[START OF Supplied information]

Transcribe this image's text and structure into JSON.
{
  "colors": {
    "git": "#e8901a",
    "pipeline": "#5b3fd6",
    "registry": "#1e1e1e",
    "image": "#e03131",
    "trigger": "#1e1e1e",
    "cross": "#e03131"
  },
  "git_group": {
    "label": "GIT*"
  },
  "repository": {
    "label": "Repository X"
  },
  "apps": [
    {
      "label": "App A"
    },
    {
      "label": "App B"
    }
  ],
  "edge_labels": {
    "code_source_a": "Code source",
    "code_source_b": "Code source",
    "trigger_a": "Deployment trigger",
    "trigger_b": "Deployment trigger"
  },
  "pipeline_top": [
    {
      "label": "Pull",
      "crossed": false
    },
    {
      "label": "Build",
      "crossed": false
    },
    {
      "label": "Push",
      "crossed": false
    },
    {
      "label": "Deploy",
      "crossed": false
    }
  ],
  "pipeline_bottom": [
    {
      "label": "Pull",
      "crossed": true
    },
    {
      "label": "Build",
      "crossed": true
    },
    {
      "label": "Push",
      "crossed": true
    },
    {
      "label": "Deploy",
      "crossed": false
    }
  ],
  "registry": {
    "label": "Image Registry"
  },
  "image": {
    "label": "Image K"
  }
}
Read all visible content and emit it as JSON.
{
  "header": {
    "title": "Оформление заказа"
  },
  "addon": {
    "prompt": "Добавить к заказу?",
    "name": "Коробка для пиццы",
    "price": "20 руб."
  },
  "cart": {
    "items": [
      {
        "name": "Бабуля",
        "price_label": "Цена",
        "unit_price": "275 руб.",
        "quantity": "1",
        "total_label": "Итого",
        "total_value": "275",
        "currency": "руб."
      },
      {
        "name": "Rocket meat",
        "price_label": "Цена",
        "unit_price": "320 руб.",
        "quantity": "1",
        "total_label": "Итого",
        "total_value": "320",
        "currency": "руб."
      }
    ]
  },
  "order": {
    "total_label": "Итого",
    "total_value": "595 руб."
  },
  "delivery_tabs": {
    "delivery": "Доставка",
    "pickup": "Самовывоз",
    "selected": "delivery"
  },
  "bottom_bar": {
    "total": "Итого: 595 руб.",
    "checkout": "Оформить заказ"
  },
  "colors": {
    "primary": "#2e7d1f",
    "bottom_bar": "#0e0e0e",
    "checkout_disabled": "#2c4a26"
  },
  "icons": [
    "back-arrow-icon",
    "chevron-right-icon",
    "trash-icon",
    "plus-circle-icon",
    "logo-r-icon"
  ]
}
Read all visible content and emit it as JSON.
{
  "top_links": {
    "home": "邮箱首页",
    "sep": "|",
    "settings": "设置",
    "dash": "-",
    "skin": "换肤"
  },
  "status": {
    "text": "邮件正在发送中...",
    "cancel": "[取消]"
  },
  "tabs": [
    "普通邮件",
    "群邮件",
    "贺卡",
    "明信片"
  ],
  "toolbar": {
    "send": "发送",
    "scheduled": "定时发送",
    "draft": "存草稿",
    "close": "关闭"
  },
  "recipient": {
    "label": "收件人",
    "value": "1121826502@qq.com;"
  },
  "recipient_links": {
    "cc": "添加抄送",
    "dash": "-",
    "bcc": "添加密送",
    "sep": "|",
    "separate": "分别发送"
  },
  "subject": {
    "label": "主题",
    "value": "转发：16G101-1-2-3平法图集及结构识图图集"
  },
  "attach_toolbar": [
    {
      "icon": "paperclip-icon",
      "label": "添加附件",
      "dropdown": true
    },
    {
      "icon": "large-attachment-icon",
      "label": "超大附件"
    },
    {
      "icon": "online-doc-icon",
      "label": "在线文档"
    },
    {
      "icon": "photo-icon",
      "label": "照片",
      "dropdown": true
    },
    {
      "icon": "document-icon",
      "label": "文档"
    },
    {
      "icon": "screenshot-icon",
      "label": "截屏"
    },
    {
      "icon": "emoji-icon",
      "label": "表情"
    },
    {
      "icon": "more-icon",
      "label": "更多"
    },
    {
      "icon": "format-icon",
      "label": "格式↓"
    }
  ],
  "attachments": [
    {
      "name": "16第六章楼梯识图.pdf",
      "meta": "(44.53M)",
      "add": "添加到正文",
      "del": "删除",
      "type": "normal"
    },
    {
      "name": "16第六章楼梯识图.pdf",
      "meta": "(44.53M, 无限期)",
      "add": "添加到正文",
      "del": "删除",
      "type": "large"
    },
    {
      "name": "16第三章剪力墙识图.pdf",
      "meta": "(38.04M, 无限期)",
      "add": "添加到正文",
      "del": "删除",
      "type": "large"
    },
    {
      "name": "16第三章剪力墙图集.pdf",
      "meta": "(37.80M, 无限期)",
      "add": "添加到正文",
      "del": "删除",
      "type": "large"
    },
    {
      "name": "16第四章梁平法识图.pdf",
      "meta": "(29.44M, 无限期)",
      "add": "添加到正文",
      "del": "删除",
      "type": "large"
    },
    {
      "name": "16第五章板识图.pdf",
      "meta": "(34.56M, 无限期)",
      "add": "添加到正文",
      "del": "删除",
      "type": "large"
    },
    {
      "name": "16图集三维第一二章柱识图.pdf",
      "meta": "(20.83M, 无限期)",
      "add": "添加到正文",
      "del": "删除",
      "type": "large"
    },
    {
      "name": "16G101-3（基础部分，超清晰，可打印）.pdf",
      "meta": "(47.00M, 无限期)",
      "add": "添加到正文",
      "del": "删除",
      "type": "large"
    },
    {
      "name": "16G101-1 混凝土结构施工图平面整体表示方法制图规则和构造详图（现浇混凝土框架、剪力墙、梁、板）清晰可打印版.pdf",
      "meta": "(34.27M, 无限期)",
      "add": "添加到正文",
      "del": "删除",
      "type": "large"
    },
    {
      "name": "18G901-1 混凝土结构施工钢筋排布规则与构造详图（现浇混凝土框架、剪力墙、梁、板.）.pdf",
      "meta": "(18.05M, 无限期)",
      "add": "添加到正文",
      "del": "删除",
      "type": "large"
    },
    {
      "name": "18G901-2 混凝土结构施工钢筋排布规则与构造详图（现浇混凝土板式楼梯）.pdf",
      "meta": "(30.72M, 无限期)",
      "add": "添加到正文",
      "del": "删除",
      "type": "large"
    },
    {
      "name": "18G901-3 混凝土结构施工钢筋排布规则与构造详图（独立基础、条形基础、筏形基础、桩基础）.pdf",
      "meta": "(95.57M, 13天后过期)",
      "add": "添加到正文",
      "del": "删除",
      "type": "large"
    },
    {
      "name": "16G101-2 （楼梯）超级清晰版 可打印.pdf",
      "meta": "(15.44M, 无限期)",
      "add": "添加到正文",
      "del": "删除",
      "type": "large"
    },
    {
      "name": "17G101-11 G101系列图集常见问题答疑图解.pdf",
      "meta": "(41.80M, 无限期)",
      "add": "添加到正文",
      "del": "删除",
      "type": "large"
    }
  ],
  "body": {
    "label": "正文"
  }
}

[END OF Supplied information]

■ What the task asks ■
Extract the listing in its entirety, matching it exactly.

■ Task output ■
Transcribe this image's text and structure into JSON.
{
  "colors": {
    "git": "#e8901a",
    "pipeline": "#5b3fd6",
    "registry": "#1e1e1e",
    "image": "#e03131",
    "trigger": "#1e1e1e",
    "cross": "#e03131"
  },
  "git_group": {
    "label": "GIT*"
  },
  "repository": {
    "label": "Repository X"
  },
  "apps": [
    {
      "label": "App A"
    },
    {
      "label": "App B"
    }
  ],
  "edge_labels": {
    "code_source_a": "Code source",
    "code_source_b": "Code source",
    "trigger_a": "Deployment trigger",
    "trigger_b": "Deployment trigger"
  },
  "pipeline_top": [
    {
      "label": "Pull",
      "crossed": false
    },
    {
      "label": "Build",
      "crossed": false
    },
    {
      "label": "Push",
      "crossed": false
    },
    {
      "label": "Deploy",
      "crossed": false
    }
  ],
  "pipeline_bottom": [
    {
      "label": "Pull",
      "crossed": true
    },
    {
      "label": "Build",
      "crossed": true
    },
    {
      "label": "Push",
      "crossed": true
    },
    {
      "label": "Deploy",
      "crossed": false
    }
  ],
  "registry": {
    "label": "Image Registry"
  },
  "image": {
    "label": "Image K"
  }
}
Read all visible content and emit it as JSON.
{
  "header": {
    "title": "Оформление заказа"
  },
  "addon": {
    "prompt": "Добавить к заказу?",
    "name": "Коробка для пиццы",
    "price": "20 руб."
  },
  "cart": {
    "items": [
      {
        "name": "Бабуля",
        "price_label": "Цена",
        "unit_price": "275 руб.",
        "quantity": "1",
        "total_label": "Итого",
        "total_value": "275",
        "currency": "руб."
      },
      {
        "name": "Rocket meat",
        "price_label": "Цена",
        "unit_price": "320 руб.",
        "quantity": "1",
        "total_label": "Итого",
        "total_value": "320",
        "currency": "руб."
      }
    ]
  },
  "order": {
    "total_label": "Итого",
    "total_value": "595 руб."
  },
  "delivery_tabs": {
    "delivery": "Доставка",
    "pickup": "Самовывоз",
    "selected": "delivery"
  },
  "bottom_bar": {
    "total": "Итого: 595 руб.",
    "checkout": "Оформить заказ"
  },
  "colors": {
    "primary": "#2e7d1f",
    "bottom_bar": "#0e0e0e",
    "checkout_disabled": "#2c4a26"
  },
  "icons": [
    "back-arrow-icon",
    "chevron-right-icon",
    "trash-icon",
    "plus-circle-icon",
    "logo-r-icon"
  ]
}
Read all visible content and emit it as JSON.
{
  "top_links": {
    "home": "邮箱首页",
    "sep": "|",
    "settings": "设置",
    "dash": "-",
    "skin": "换肤"
  },
  "status": {
    "text": "邮件正在发送中...",
    "cancel": "[取消]"
  },
  "tabs": [
    "普通邮件",
    "群邮件",
    "贺卡",
    "明信片"
  ],
  "toolbar": {
    "send": "发送",
    "scheduled": "定时发送",
    "draft": "存草稿",
    "close": "关闭"
  },
  "recipient": {
    "label": "收件人",
    "value": "1121826502@qq.com;"
  },
  "recipient_links": {
    "cc": "添加抄送",
    "dash": "-",
    "bcc": "添加密送",
    "sep": "|",
    "separate": "分别发送"
  },
  "subject": {
    "label": "主题",
    "value": "转发：16G101-1-2-3平法图集及结构识图图集"
  },
  "attach_toolbar": [
    {
      "icon": "paperclip-icon",
      "label": "添加附件",
      "dropdown": true
    },
    {
      "icon": "large-attachment-icon",
      "label": "超大附件"
    },
    {
      "icon": "online-doc-icon",
      "label": "在线文档"
    },
    {
      "icon": "photo-icon",
      "label": "照片",
      "dropdown": true
    },
    {
      "icon": "document-icon",
      "label": "文档"
    },
    {
      "icon": "screenshot-icon",
      "label": "截屏"
    },
    {
      "icon": "emoji-icon",
      "label": "表情"
    },
    {
      "icon": "more-icon",
      "label": "更多"
    },
    {
      "icon": "format-icon",
      "label": "格式↓"
    }
  ],
  "attachments": [
    {
      "name": "16第六章楼梯识图.pdf",
      "meta": "(44.53M)",
      "add": "添加到正文",
      "del": "删除",
      "type": "normal"
    },
    {
      "name": "16第六章楼梯识图.pdf",
      "meta": "(44.53M, 无限期)",
      "add": "添加到正文",
      "del": "删除",
      "type": "large"
    },
    {
      "name": "16第三章剪力墙识图.pdf",
      "meta": "(38.04M, 无限期)",
      "add": "添加到正文",
      "del": "删除",
      "type": "large"
    },
    {
      "name": "16第三章剪力墙图集.pdf",
      "meta": "(37.80M, 无限期)",
      "add": "添加到正文",
      "del": "删除",
      "type": "large"
    },
    {
      "name": "16第四章梁平法识图.pdf",
      "meta": "(29.44M, 无限期)",
      "add": "添加到正文",
      "del": "删除",
      "type": "large"
    },
    {
      "name": "16第五章板识图.pdf",
      "meta": "(34.56M, 无限期)",
      "add": "添加到正文",
      "del": "删除",
      "type": "large"
    },
    {
      "name": "16图集三维第一二章柱识图.pdf",
      "meta": "(20.83M, 无限期)",
      "add": "添加到正文",
      "del": "删除",
      "type": "large"
    },
    {
      "name": "16G101-3（基础部分，超清晰，可打印）.pdf",
      "meta": "(47.00M, 无限期)",
      "add": "添加到正文",
      "del": "删除",
      "type": "large"
    },
    {
      "name": "16G101-1 混凝土结构施工图平面整体表示方法制图规则和构造详图（现浇混凝土框架、剪力墙、梁、板）清晰可打印版.pdf",
      "meta": "(34.27M, 无限期)",
      "add": "添加到正文",
      "del": "删除",
      "type": "large"
    },
    {
      "name": "18G901-1 混凝土结构施工钢筋排布规则与构造详图（现浇混凝土框架、剪力墙、梁、板.）.pdf",
      "meta": "(18.05M, 无限期)",
      "add": "添加到正文",
      "del": "删除",
      "type": "large"
    },
    {
      "name": "18G901-2 混凝土结构施工钢筋排布规则与构造详图（现浇混凝土板式楼梯）.pdf",
      "meta": "(30.72M, 无限期)",
      "add": "添加到正文",
      "del": "删除",
      "type": "large"
    },
    {
      "name": "18G901-3 混凝土结构施工钢筋排布规则与构造详图（独立基础、条形基础、筏形基础、桩基础）.pdf",
      "meta": "(95.57M, 13天后过期)",
      "add": "添加到正文",
      "del": "删除",
      "type": "large"
    },
    {
      "name": "16G101-2 （楼梯）超级清晰版 可打印.pdf",
      "meta": "(15.44M, 无限期)",
      "add": "添加到正文",
      "del": "删除",
      "type": "large"
    },
    {
      "name": "17G101-11 G101系列图集常见问题答疑图解.pdf",
      "meta": "(41.80M, 无限期)",
      "add": "添加到正文",
      "del": "删除",
      "type": "large"
    }
  ],
  "body": {
    "label": "正文"
  }
}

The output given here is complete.